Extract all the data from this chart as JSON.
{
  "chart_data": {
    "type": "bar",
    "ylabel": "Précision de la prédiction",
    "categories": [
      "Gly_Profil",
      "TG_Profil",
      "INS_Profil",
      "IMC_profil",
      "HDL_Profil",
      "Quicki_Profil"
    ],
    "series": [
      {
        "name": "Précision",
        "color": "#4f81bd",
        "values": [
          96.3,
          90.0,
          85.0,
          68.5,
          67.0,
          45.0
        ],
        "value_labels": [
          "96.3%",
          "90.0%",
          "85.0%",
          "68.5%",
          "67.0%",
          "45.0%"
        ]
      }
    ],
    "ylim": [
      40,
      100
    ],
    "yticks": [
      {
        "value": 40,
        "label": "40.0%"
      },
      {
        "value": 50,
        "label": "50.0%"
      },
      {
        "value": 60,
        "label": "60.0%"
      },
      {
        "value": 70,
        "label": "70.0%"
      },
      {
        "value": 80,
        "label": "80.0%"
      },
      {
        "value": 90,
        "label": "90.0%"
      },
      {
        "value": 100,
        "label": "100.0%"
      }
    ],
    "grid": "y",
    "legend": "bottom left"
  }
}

YOUR INSTRUCTIONS:
Using the data above, reproduce every line exactly.

CORRECT OUTPUT:
Extract all the data from this chart as JSON.
{
  "chart_data": {
    "type": "bar",
    "ylabel": "Précision de la prédiction",
    "categories": [
      "Gly_Profil",
      "TG_Profil",
      "INS_Profil",
      "IMC_profil",
      "HDL_Profil",
      "Quicki_Profil"
    ],
    "series": [
      {
        "name": "Précision",
        "color": "#4f81bd",
        "values": [
          96.3,
          90.0,
          85.0,
          68.5,
          67.0,
          45.0
        ],
        "value_labels": [
          "96.3%",
          "90.0%",
          "85.0%",
          "68.5%",
          "67.0%",
          "45.0%"
        ]
      }
    ],
    "ylim": [
      40,
      100
    ],
    "yticks": [
      {
        "value": 40,
        "label": "40.0%"
      },
      {
        "value": 50,
        "label": "50.0%"
      },
      {
        "value": 60,
        "label": "60.0%"
      },
      {
        "value": 70,
        "label": "70.0%"
      },
      {
        "value": 80,
        "label": "80.0%"
      },
      {
        "value": 90,
        "label": "90.0%"
      },
      {
        "value": 100,
        "label": "100.0%"
      }
    ],
    "grid": "y",
    "legend": "bottom left"
  }
}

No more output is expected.